> Exercise: In the text on catheter-associated meatal damage, what was the median duration of catheter presence among the male patients?

[Opening Source text section]

Catheter-Associated Meatal Damage in Hospitalized Males
Urethral stress ulcer has a documented prevalence of 5% in patients with an indwelling catheter, in the scarce existing literature. Clinical guidelines suggest that if an indwelling catheter cannot be avoided, it should be fixated to the patient's body using a fixation device in order to prevent catheter traction and pressure on the urethral meatus. The objective of this work was to appraise the prevalence of this complication and assess the risk factors involved in its formation.
In this cross-sectional study, a whole-institutional survey was conducted at two time points. The survey included a physical assessment of all patients with an indwelling catheter during hospitalization, as well as collection of clinical data from patient files and staff interviews. We analyzed the possible risk factors contributing to meatal ulcers using univariate and multivariate analyses, including existence and grade of meatal injury, patient mobility, catheter indication, duration of catheter presence, mode of catheter fixation, and patient comorbidities.
268 patients were found to carry an indwelling catheter, 168 of them were male. The male patients' median age was 70.5 (interquartile range: 57-80.3) years, and the median duration of catheter presence was 5.5 (interquartile range: 2-11) days. 86% of the catheters were introduced during hospitalization. The common indications for catheter insertion were urine output monitoring (58%), post-surgical status (20%) and urinary retention (14%). In a univariate model including postulated risk factors, a longer duration of catheter presence (p=0.001), patient immobility (p=0.025), internal ward hospitalization (p=0.045) and other skin ulcers (p=0.008) were all predictors of meatal and urethral damage, while catheter fixation (p=0.041) and a post-operative indication (p=0.037) were associated with reduced meatal and urethral damage. In a multivariate analysis, duration of catheter presence (p=0.017) and lack of catheter fixation (p=0.006) were significantly associated with meatal damage, with a trend for other skin ulcers (p=0.052).
Meatal damage is a common, preventable complication of indwelling catheters in males. Catheter fixation may have a preventative effect on this phenomenon. Longitudinal studies are needed to establish evidence-based guidelines on this matter.

[Closing Source text section]
[Opening Exercise data section]

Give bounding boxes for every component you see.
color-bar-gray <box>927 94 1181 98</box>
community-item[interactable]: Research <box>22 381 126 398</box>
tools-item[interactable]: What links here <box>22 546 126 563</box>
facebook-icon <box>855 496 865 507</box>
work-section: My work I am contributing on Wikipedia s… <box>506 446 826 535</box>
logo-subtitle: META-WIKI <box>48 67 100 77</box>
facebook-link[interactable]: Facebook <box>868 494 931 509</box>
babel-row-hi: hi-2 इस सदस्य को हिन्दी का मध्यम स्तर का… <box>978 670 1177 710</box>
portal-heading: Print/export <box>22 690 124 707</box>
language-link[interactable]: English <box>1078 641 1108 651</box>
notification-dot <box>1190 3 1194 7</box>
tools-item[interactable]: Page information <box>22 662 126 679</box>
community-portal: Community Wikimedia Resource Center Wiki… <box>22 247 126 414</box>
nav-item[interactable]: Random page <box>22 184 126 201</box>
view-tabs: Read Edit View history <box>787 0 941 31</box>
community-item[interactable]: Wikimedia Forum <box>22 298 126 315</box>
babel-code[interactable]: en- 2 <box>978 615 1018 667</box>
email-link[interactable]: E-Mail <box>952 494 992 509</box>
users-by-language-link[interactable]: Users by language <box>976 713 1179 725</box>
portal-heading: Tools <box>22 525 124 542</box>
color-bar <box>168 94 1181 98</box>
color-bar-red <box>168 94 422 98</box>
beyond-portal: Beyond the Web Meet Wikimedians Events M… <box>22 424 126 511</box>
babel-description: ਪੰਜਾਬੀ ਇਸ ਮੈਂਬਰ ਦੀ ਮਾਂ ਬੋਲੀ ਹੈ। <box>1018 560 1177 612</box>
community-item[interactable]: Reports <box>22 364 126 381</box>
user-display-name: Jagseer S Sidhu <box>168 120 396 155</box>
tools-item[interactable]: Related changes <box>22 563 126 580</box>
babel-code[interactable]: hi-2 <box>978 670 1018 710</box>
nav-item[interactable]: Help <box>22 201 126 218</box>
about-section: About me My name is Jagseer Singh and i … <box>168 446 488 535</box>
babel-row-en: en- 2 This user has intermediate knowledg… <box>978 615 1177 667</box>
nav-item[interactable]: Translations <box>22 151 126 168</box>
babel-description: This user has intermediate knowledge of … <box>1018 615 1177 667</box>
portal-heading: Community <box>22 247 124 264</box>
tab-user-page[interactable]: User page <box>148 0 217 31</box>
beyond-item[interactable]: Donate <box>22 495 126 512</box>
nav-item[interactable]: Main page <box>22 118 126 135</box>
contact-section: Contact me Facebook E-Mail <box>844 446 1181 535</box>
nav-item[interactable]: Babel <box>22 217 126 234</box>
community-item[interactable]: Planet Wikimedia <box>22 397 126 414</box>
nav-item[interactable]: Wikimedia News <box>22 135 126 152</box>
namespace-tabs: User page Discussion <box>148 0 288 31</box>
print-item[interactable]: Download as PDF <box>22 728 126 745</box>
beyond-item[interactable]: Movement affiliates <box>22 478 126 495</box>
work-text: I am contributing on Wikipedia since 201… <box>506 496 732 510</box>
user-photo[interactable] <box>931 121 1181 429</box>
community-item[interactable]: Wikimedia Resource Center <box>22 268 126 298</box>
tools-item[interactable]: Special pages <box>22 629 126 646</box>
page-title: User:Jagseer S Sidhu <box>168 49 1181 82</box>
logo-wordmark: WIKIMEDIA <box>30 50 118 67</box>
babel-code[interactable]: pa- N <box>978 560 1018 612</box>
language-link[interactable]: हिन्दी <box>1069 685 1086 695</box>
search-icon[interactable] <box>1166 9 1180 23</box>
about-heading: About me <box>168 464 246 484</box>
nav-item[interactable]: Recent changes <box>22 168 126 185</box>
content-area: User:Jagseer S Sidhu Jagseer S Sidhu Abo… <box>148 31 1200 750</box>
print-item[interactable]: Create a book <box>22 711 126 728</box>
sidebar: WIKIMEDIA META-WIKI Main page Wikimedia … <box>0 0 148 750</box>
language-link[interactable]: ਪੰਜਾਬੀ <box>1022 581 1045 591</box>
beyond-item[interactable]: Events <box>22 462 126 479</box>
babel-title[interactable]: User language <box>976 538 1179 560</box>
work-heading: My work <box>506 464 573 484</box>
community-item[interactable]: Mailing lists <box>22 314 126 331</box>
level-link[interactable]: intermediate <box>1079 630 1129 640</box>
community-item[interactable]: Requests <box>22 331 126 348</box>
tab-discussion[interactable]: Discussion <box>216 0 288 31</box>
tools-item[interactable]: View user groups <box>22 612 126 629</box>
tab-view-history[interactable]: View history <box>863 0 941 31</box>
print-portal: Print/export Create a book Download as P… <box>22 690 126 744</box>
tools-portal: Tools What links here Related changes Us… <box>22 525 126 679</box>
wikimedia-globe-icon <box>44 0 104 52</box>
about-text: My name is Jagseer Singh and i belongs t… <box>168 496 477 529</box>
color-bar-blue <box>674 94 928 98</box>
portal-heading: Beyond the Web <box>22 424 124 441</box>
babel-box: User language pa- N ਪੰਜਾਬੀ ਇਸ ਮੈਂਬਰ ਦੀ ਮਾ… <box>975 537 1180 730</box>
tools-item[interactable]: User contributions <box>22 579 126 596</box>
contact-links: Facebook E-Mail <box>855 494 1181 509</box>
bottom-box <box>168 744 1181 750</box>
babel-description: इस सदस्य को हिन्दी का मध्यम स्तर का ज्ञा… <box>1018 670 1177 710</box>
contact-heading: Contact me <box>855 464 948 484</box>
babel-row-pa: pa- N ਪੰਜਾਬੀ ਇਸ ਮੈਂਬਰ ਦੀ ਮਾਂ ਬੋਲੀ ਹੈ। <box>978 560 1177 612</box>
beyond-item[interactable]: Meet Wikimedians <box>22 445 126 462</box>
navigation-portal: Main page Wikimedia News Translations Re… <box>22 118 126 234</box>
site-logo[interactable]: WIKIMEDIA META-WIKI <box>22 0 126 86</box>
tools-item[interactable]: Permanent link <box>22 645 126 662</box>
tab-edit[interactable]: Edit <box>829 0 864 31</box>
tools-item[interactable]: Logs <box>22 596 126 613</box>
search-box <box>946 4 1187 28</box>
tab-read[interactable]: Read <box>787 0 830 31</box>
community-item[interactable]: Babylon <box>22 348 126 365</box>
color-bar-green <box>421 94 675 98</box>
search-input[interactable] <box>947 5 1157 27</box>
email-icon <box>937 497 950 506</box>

[Closing Exercise data section]

> Your response: 5.5 days (interquartile range: 2-11 days).